# [Task statement]
Please count the lines in the listing below where the word "Debt" appears. Give the number only.
= = =
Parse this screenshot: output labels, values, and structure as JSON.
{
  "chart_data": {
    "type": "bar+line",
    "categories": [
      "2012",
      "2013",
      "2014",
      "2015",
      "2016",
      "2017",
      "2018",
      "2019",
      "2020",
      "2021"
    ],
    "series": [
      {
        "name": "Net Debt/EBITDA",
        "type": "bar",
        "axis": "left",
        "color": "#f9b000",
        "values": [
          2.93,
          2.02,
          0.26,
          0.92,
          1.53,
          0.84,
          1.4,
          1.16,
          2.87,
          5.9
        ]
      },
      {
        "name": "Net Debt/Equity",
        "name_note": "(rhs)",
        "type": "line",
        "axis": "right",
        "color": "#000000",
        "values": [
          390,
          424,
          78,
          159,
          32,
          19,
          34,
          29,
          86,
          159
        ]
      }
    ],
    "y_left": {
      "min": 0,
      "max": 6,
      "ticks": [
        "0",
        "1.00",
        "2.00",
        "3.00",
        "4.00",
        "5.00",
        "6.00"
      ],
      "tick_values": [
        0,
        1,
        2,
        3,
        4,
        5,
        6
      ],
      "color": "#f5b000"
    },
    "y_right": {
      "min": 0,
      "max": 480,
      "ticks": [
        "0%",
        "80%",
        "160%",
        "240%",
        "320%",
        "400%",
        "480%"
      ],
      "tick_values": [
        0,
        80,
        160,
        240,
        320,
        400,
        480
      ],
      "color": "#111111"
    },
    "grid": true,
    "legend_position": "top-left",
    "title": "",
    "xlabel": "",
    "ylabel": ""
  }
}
= = =
# [Written solution]
2